What is asked:
In the material below, list every line carrying the string "Θεοῦ".

Data section:
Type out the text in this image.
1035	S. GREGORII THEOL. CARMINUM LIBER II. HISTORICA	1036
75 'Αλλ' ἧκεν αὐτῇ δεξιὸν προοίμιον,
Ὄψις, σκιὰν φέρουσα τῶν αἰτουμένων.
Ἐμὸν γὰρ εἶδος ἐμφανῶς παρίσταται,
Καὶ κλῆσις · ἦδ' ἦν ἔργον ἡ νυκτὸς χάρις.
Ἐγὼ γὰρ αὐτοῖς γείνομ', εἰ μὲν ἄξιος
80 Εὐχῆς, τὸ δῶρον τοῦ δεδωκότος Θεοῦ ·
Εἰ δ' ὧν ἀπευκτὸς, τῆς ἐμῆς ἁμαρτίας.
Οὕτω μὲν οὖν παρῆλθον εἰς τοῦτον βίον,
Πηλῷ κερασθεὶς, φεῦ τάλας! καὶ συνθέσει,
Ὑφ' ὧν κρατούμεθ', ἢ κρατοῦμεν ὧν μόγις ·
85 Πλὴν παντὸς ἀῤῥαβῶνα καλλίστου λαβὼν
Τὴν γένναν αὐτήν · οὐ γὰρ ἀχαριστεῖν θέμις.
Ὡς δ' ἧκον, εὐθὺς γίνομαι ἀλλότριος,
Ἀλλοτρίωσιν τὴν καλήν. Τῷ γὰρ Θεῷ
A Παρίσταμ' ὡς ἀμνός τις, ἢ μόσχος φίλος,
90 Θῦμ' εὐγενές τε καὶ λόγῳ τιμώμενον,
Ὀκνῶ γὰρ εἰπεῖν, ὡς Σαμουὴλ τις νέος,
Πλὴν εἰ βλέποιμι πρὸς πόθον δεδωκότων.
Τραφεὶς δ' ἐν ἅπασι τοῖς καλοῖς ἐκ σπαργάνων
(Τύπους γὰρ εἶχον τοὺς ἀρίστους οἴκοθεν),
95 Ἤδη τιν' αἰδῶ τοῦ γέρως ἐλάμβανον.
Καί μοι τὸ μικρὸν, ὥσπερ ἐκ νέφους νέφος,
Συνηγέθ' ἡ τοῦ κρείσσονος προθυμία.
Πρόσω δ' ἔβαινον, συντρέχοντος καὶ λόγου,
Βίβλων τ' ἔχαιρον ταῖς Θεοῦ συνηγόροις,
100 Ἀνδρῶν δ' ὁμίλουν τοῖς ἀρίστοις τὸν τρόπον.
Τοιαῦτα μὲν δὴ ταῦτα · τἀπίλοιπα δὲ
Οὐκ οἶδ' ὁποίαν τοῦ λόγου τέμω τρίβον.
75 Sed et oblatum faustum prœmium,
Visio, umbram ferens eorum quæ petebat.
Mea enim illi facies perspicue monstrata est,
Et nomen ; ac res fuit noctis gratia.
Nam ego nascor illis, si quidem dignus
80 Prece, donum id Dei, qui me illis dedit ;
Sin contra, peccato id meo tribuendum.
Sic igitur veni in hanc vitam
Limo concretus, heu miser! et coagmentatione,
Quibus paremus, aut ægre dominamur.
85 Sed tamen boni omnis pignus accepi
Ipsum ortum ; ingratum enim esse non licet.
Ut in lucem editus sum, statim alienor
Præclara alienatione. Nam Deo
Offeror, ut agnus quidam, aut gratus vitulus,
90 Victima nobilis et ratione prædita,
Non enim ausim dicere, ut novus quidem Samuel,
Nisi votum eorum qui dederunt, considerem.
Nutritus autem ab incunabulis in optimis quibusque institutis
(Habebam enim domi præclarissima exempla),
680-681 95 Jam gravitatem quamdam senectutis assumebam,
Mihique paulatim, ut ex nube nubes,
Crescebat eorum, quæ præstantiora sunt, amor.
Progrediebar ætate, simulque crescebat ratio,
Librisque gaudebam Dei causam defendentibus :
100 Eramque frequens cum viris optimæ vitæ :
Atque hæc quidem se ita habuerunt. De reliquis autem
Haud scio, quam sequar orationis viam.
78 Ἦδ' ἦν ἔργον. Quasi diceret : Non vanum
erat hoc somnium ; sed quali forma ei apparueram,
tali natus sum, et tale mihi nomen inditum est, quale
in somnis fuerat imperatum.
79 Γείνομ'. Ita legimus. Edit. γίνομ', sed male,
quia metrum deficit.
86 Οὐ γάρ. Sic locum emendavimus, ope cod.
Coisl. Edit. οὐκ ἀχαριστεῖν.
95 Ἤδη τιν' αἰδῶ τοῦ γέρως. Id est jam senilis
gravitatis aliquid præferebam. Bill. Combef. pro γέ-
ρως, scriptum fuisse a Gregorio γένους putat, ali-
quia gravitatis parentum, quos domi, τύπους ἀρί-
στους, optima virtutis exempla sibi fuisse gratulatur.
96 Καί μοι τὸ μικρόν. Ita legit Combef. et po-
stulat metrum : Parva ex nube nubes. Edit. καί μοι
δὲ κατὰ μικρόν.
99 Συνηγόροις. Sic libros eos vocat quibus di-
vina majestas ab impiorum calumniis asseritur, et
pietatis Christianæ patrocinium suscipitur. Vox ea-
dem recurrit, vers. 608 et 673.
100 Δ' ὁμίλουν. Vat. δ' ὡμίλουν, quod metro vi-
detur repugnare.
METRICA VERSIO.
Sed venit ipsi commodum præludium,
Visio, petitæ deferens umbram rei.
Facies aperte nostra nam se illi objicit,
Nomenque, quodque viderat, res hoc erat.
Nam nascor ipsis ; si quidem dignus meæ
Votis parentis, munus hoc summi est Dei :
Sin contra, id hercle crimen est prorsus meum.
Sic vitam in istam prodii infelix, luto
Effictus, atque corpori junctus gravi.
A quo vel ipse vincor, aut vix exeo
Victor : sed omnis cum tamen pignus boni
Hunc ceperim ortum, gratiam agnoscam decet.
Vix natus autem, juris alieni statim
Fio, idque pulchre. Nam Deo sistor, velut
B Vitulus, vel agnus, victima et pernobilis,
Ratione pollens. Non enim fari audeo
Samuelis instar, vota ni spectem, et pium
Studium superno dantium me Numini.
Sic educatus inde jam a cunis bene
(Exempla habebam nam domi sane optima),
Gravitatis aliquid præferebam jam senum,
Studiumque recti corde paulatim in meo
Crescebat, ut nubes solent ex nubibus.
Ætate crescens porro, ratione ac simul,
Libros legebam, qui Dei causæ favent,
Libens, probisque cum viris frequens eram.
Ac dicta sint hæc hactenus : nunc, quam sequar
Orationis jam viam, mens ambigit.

Full output:
80 Εὐχῆς, τὸ δῶρον τοῦ δεδωκότος Θεοῦ ·
Βίβλων τ' ἔχαιρον ταῖς Θεοῦ συνηγόροις,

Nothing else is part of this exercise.